### DATA EXTRACT

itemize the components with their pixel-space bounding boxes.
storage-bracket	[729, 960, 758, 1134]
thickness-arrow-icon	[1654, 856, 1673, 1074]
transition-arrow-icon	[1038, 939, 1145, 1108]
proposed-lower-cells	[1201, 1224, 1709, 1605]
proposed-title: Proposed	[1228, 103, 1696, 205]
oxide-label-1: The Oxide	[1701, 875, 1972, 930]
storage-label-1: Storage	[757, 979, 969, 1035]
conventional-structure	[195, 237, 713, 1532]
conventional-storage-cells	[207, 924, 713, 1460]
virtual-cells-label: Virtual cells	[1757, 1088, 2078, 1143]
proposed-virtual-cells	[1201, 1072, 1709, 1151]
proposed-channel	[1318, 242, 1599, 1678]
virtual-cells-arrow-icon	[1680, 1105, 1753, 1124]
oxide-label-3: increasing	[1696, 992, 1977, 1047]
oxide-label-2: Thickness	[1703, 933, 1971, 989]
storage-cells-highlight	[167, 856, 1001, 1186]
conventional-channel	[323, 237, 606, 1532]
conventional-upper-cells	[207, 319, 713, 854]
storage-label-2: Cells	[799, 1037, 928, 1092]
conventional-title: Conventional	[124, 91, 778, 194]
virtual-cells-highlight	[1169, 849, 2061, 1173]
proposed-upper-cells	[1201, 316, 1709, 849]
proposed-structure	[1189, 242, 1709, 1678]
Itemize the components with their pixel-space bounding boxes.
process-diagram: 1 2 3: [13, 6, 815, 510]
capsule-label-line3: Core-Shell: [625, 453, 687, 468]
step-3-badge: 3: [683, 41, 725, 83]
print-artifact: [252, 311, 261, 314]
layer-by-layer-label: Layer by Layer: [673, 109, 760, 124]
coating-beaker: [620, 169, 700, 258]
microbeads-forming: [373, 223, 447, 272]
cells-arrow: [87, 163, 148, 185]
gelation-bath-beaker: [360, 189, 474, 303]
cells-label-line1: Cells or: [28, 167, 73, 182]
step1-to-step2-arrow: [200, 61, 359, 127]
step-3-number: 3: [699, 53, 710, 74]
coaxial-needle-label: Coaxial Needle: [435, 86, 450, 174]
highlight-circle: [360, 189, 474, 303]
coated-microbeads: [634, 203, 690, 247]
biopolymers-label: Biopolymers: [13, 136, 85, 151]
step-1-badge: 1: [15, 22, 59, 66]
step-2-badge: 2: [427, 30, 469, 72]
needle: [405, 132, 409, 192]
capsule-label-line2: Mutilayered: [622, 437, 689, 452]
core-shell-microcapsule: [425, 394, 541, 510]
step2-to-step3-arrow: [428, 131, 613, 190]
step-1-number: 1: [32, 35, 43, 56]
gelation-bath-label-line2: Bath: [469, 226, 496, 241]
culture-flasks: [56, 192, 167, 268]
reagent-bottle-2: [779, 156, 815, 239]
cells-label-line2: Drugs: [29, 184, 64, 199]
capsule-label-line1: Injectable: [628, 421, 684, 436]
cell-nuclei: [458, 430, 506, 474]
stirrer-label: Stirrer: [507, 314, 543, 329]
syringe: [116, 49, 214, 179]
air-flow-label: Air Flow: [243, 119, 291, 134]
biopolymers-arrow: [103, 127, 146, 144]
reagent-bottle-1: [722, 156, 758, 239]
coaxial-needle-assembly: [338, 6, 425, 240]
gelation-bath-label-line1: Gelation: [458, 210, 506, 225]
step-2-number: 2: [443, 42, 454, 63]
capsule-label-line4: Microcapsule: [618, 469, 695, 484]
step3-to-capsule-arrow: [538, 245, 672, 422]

### REQUIRED WORK
Go through the listing and print each line exactly as it appears.

### ANSWER SECTION
itemize the components with their pixel-space bounding boxes.
storage-bracket	[729, 960, 758, 1134]
thickness-arrow-icon	[1654, 856, 1673, 1074]
transition-arrow-icon	[1038, 939, 1145, 1108]
proposed-lower-cells	[1201, 1224, 1709, 1605]
proposed-title: Proposed	[1228, 103, 1696, 205]
oxide-label-1: The Oxide	[1701, 875, 1972, 930]
storage-label-1: Storage	[757, 979, 969, 1035]
conventional-structure	[195, 237, 713, 1532]
conventional-storage-cells	[207, 924, 713, 1460]
virtual-cells-label: Virtual cells	[1757, 1088, 2078, 1143]
proposed-virtual-cells	[1201, 1072, 1709, 1151]
proposed-channel	[1318, 242, 1599, 1678]
virtual-cells-arrow-icon	[1680, 1105, 1753, 1124]
oxide-label-3: increasing	[1696, 992, 1977, 1047]
oxide-label-2: Thickness	[1703, 933, 1971, 989]
storage-cells-highlight	[167, 856, 1001, 1186]
conventional-channel	[323, 237, 606, 1532]
conventional-upper-cells	[207, 319, 713, 854]
storage-label-2: Cells	[799, 1037, 928, 1092]
conventional-title: Conventional	[124, 91, 778, 194]
virtual-cells-highlight	[1169, 849, 2061, 1173]
proposed-upper-cells	[1201, 316, 1709, 849]
proposed-structure	[1189, 242, 1709, 1678]
Itemize the components with their pixel-space bounding boxes.
process-diagram: 1 2 3: [13, 6, 815, 510]
capsule-label-line3: Core-Shell: [625, 453, 687, 468]
step-3-badge: 3: [683, 41, 725, 83]
print-artifact: [252, 311, 261, 314]
layer-by-layer-label: Layer by Layer: [673, 109, 760, 124]
coating-beaker: [620, 169, 700, 258]
microbeads-forming: [373, 223, 447, 272]
cells-arrow: [87, 163, 148, 185]
gelation-bath-beaker: [360, 189, 474, 303]
cells-label-line1: Cells or: [28, 167, 73, 182]
step1-to-step2-arrow: [200, 61, 359, 127]
step-3-number: 3: [699, 53, 710, 74]
coaxial-needle-label: Coaxial Needle: [435, 86, 450, 174]
highlight-circle: [360, 189, 474, 303]
coated-microbeads: [634, 203, 690, 247]
biopolymers-label: Biopolymers: [13, 136, 85, 151]
step-1-badge: 1: [15, 22, 59, 66]
step-2-badge: 2: [427, 30, 469, 72]
needle: [405, 132, 409, 192]
capsule-label-line2: Mutilayered: [622, 437, 689, 452]
core-shell-microcapsule: [425, 394, 541, 510]
step2-to-step3-arrow: [428, 131, 613, 190]
step-1-number: 1: [32, 35, 43, 56]
gelation-bath-label-line2: Bath: [469, 226, 496, 241]
culture-flasks: [56, 192, 167, 268]
reagent-bottle-2: [779, 156, 815, 239]
cells-label-line2: Drugs: [29, 184, 64, 199]
capsule-label-line1: Injectable: [628, 421, 684, 436]
cell-nuclei: [458, 430, 506, 474]
stirrer-label: Stirrer: [507, 314, 543, 329]
syringe: [116, 49, 214, 179]
air-flow-label: Air Flow: [243, 119, 291, 134]
biopolymers-arrow: [103, 127, 146, 144]
reagent-bottle-1: [722, 156, 758, 239]
coaxial-needle-assembly: [338, 6, 425, 240]
gelation-bath-label-line1: Gelation: [458, 210, 506, 225]
step-2-number: 2: [443, 42, 454, 63]
capsule-label-line4: Microcapsule: [618, 469, 695, 484]
step3-to-capsule-arrow: [538, 245, 672, 422]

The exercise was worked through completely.